● **Kaynaktan alıntı**
Evlenmenin bir özelliği de, toplumsal dayanışma ve düğün sahibine yardım gibi konularda yakınlaşmanın artmasıdır. Bu yazımda, Üsküp ve çevresindeki düğün adetlerinden saptayabildiklerimi diğer bazı çalışmalarında yardımıyla kaleme almaya çalıştım.

Üsküp’te, her delikanlı, her genç kız evlenme çağına geldi mi, ona uygun bir kız bulunması için harekete geçilir. Kız hususunda bir karara varıldıktan sonra kız istenmeye gidilir. Kızı istemeye giden kişiye “Stroynik” denir. “Stroynik” (dünür) olacak kişi genelde hem erkeğin hem de kızın ortak tanıdık ya da akrabalarından biri olur. Ancak bu kız istetme işinden önce kızla ilgili bir ön araştırma yapılır.

Kız istemeğe genellikle pazartesi ya da perşembe günü gidilir. “Stroynik”ten önce, kız görmeye, erkeğin annesi, varsa kız kardeşi, ya da yakın akrabalarından biri gider. Eğer kız ile erkek önceden birbirini tanımıyorsa yani bugünkü tabirle kız ile erkek sevgili değilse bu işe aracılık eden kişi de erkek tarafıyla birlikte gider.

Pazartesi ya da perşembe günlerinden bir gün, ‘Stroynik” kız evine giderek biraz sohbet ettikten sonra asıl konuya girer. “Allah emriyle, Peygamberin kavliyle” diye söze başlayarak, kızı kime istemeğe geldiğini açıklar.

Ardından erkeğin hangi aileye mensup olduğunu, ne gibi özellikleri olduğunu ayrıntılarıyla açıklar. “Stroynik” kız evinde bulunduğu süre içinde kız ayrı bir yerde oturur.

● **Veri satırları**
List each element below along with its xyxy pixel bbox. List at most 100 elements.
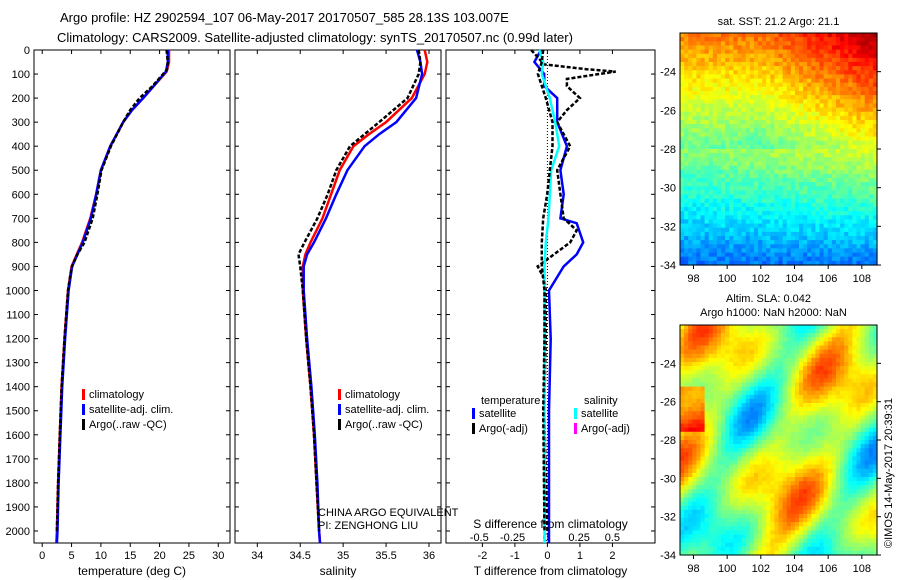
map-cell: [864, 256, 870, 262]
map-cell: [753, 186, 759, 191]
map-cell: [770, 341, 775, 347]
map-cell: [716, 227, 722, 233]
map-cell: [868, 115, 874, 121]
map-cell: [708, 41, 714, 46]
map-cell: [782, 111, 788, 117]
map-cell: [844, 435, 849, 441]
map-cell: [762, 161, 767, 167]
map-cell: [716, 472, 722, 478]
map-cell: [840, 382, 845, 388]
map-cell: [762, 244, 767, 249]
map-cell: [766, 423, 771, 429]
y-tick-label: -34: [660, 260, 676, 272]
map-cell: [737, 411, 743, 416]
map-cell: [712, 153, 718, 158]
map-cell: [860, 215, 866, 220]
map-cell: [790, 440, 796, 445]
map-cell: [770, 173, 775, 179]
map-cell: [758, 161, 763, 167]
map-cell: [794, 411, 800, 416]
map-cell: [790, 41, 796, 46]
map-cell: [741, 111, 747, 117]
map-cell: [819, 444, 825, 449]
map-cell: [766, 333, 771, 338]
map-cell: [692, 244, 697, 249]
map-cell: [716, 427, 722, 433]
map-cell: [836, 374, 841, 379]
map-cell: [733, 248, 739, 254]
map-cell: [704, 99, 710, 104]
map-cell: [725, 353, 730, 359]
map-cell: [762, 419, 767, 425]
map-cell: [836, 157, 841, 162]
map-cell: [782, 153, 788, 158]
map-cell: [811, 485, 816, 490]
map-cell: [749, 140, 755, 146]
map-cell: [868, 111, 874, 117]
map-cell: [762, 252, 767, 258]
map-cell: [737, 149, 743, 154]
map-cell: [716, 423, 722, 429]
map-cell: [688, 386, 693, 392]
map-cell: [716, 337, 722, 342]
map-cell: [762, 448, 767, 453]
map-cell: [696, 353, 702, 359]
map-cell: [860, 198, 866, 204]
map-cell: [823, 370, 829, 375]
map-cell: [721, 165, 726, 171]
map-cell: [860, 66, 866, 71]
map-cell: [704, 256, 710, 262]
map-cell: [852, 223, 858, 229]
map-cell: [696, 329, 702, 334]
map-cell: [766, 357, 771, 363]
series-line-salinity-satellite: [538, 49, 561, 543]
map-cell: [799, 398, 804, 404]
x-tick-label: 106: [819, 273, 837, 285]
map-cell: [712, 252, 718, 258]
map-cell: [868, 378, 874, 384]
map-cell: [860, 115, 866, 121]
map-cell: [680, 194, 685, 200]
map-cell: [737, 472, 743, 478]
map-cell: [836, 86, 841, 92]
map-cell: [733, 386, 739, 392]
map-cell: [799, 382, 804, 388]
map-cell: [860, 182, 866, 187]
map-cell: [790, 407, 796, 412]
map-cell: [774, 485, 780, 490]
map-cell: [848, 144, 853, 150]
map-cell: [852, 107, 858, 113]
map-cell: [737, 37, 743, 42]
map-cell: [774, 329, 780, 334]
map-cell: [868, 82, 874, 88]
map-cell: [741, 329, 747, 334]
map-cell: [749, 477, 755, 482]
map-cell: [733, 460, 739, 466]
map-cell: [790, 366, 796, 371]
map-cell: [708, 248, 714, 254]
map-cell: [860, 477, 866, 482]
map-cell: [753, 362, 759, 367]
map-cell: [745, 333, 751, 338]
map-cell: [716, 132, 722, 138]
map-cell: [766, 378, 771, 384]
map-cell: [762, 362, 767, 367]
map-cell: [852, 198, 858, 204]
map-cell: [864, 194, 870, 200]
map-cell: [815, 481, 821, 486]
map-cell: [807, 198, 812, 204]
map-cell: [753, 33, 759, 38]
map-cell: [749, 423, 755, 429]
map-cell: [840, 366, 845, 371]
map-cell: [868, 223, 874, 229]
map-cell: [840, 207, 845, 212]
map-cell: [840, 378, 845, 384]
map-cell: [766, 472, 771, 478]
map-cell: [868, 107, 874, 113]
map-cell: [864, 149, 870, 154]
map-cell: [840, 345, 845, 351]
map-cell: [831, 78, 837, 84]
map-cell: [704, 62, 710, 67]
map-cell: [819, 223, 825, 229]
map-cell: [700, 178, 706, 183]
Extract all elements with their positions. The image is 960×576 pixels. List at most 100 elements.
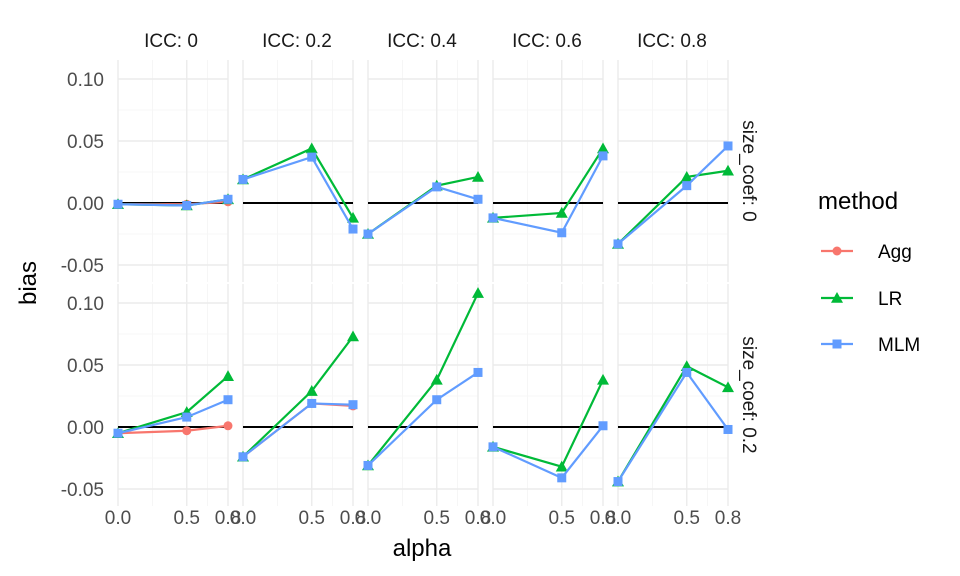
y-tick-label: 0.00 xyxy=(67,194,104,215)
x-tick-label: 0.8 xyxy=(715,508,741,529)
data-point-mlm xyxy=(113,428,123,438)
data-point-mlm xyxy=(682,181,692,191)
column-strip-label: ICC: 0.2 xyxy=(262,31,332,52)
data-point-mlm xyxy=(488,442,498,452)
data-point-mlm xyxy=(557,473,567,483)
panel-background xyxy=(118,60,228,282)
facet-panel xyxy=(612,284,734,506)
y-axis-tick-labels: -0.05 0.00 0.05 0.10 -0.05 0.00 0.05 0.10 xyxy=(61,70,104,501)
x-tick-label: 0.5 xyxy=(674,508,700,529)
data-point-mlm xyxy=(432,395,442,405)
column-facet-strips: ICC: 0 ICC: 0.2 ICC: 0.4 ICC: 0.6 ICC: 0… xyxy=(144,31,707,52)
data-point-mlm xyxy=(598,151,608,161)
x-tick-label: 0.0 xyxy=(480,508,506,529)
x-tick-label: 0.0 xyxy=(105,508,131,529)
data-point-lr xyxy=(472,287,484,298)
column-strip-label: ICC: 0.4 xyxy=(387,31,457,52)
data-point-lr xyxy=(222,370,234,381)
panel-background xyxy=(618,60,728,282)
legend-label: LR xyxy=(878,289,902,310)
column-strip-label: ICC: 0 xyxy=(144,31,198,52)
data-point-mlm xyxy=(307,152,317,162)
data-point-mlm xyxy=(473,367,483,377)
data-point-agg xyxy=(182,426,192,436)
facet-panel xyxy=(487,284,609,506)
legend-key-mlm: MLM xyxy=(821,335,920,356)
data-point-mlm xyxy=(238,452,248,462)
data-point-lr xyxy=(597,142,609,154)
data-point-mlm xyxy=(682,367,692,377)
data-point-mlm xyxy=(613,239,623,249)
x-tick-label: 0.8 xyxy=(340,508,366,529)
data-point-lr xyxy=(430,373,443,385)
data-point-mlm xyxy=(182,412,192,422)
x-tick-label: 0.5 xyxy=(424,508,450,529)
data-point-lr xyxy=(722,164,734,176)
data-point-lr xyxy=(472,170,484,182)
data-point-mlm xyxy=(598,421,608,431)
data-point-mlm xyxy=(182,200,192,210)
panel-background xyxy=(493,60,603,282)
facet-panel xyxy=(362,284,484,506)
data-point-mlm xyxy=(723,424,733,434)
legend: method Agg LR MLM xyxy=(818,188,920,356)
data-point-mlm xyxy=(238,174,248,184)
facet-panel xyxy=(362,60,484,282)
y-tick-label: -0.05 xyxy=(61,480,104,501)
column-strip-label: ICC: 0.6 xyxy=(512,31,582,52)
panel-background xyxy=(243,284,353,506)
data-point-lr xyxy=(722,381,734,393)
data-point-lr xyxy=(597,373,609,385)
data-point-lr xyxy=(347,211,359,223)
data-point-lr xyxy=(305,142,318,154)
y-tick-label: 0.10 xyxy=(67,70,104,91)
x-tick-label: 0.5 xyxy=(174,508,200,529)
data-point-mlm xyxy=(557,228,567,238)
y-axis-title: bias xyxy=(15,261,42,305)
y-tick-label: 0.10 xyxy=(67,294,104,315)
facet-panel xyxy=(487,60,609,282)
legend-key-marker xyxy=(831,292,843,303)
facet-panel xyxy=(112,60,234,282)
data-point-mlm xyxy=(613,477,623,487)
y-tick-label: 0.05 xyxy=(67,356,104,377)
legend-key-marker xyxy=(832,339,842,349)
data-point-mlm xyxy=(223,395,233,405)
x-tick-label: 0.5 xyxy=(549,508,575,529)
data-point-lr xyxy=(680,170,693,182)
data-point-mlm xyxy=(432,182,442,192)
panel-background xyxy=(368,60,478,282)
data-point-mlm xyxy=(723,141,733,151)
legend-key-agg: Agg xyxy=(821,242,912,263)
y-tick-label: 0.00 xyxy=(67,418,104,439)
x-axis-title: alpha xyxy=(393,535,452,562)
facet-panel xyxy=(237,284,359,506)
panel-background xyxy=(118,284,228,506)
data-point-lr xyxy=(305,385,318,396)
legend-label: Agg xyxy=(878,242,912,263)
column-strip-label: ICC: 0.8 xyxy=(637,31,707,52)
x-axis-tick-labels: 0.0 0.5 0.80.0 0.5 0.80.0 0.5 0.80.0 0.5 0.80.0 0… xyxy=(105,508,741,529)
row-strip-label: size_coef: 0 xyxy=(738,120,759,221)
data-point-lr xyxy=(555,206,568,218)
data-point-mlm xyxy=(307,398,317,408)
y-tick-label: 0.05 xyxy=(67,132,104,153)
facet-panel xyxy=(612,60,734,282)
data-point-agg xyxy=(223,421,233,431)
data-point-lr xyxy=(555,460,568,472)
facet-panel xyxy=(112,284,234,506)
x-tick-label: 0.8 xyxy=(465,508,491,529)
x-tick-label: 0.0 xyxy=(355,508,381,529)
data-point-lr xyxy=(347,330,359,342)
x-tick-label: 0.8 xyxy=(590,508,616,529)
legend-key-lr: LR xyxy=(821,289,902,310)
x-tick-label: 0.0 xyxy=(230,508,256,529)
data-point-mlm xyxy=(473,194,483,204)
legend-label: MLM xyxy=(878,335,920,356)
legend-keys: Agg LR MLM xyxy=(821,242,920,356)
data-point-mlm xyxy=(488,213,498,223)
data-point-mlm xyxy=(348,400,358,410)
panel-background xyxy=(368,284,478,506)
y-tick-label: -0.05 xyxy=(61,256,104,277)
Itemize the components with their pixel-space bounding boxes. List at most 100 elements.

● **Görevin gereği**
Üsküp ve çevresindeki düğün adetlerini anlatan yazının devamını, son cümleden sonra gelecek biçimde yazar mısınız?

● **Yanıt**
Bundan sonra kızın ailesi erkeği tanıyanlara başvurarak onun nasıl bir aileden yetiştiğini, nasıl biri olduğunu soruşturmaya başlar. Eğer erkek hakkında olumsuz bir intibah edinilirse ‘Stroynik”in ikinci gelişinde bir sebep ortaya atılarak kendisine kızı henüz vermeye niyetleri olmadığı söylenir. Eğer erkek hakkında iyi bir intibah edinilirse, “Stroynik’ten biraz daha zaman istenilir.

“Stroynik” üçüncü sefer geldiğinde artık söz kesilir. Sözün kesildiğini kesin bir biçimde kanıtlamak için Stroynik” kızın vermiş olduğu “söz mendilini” erkek evine götürür. “Söz mendili” kızın kendi işlediği bir mendildir. Sözün kesildiği haberinin gelmesi ile erkek evinde “cümbüş” başlar.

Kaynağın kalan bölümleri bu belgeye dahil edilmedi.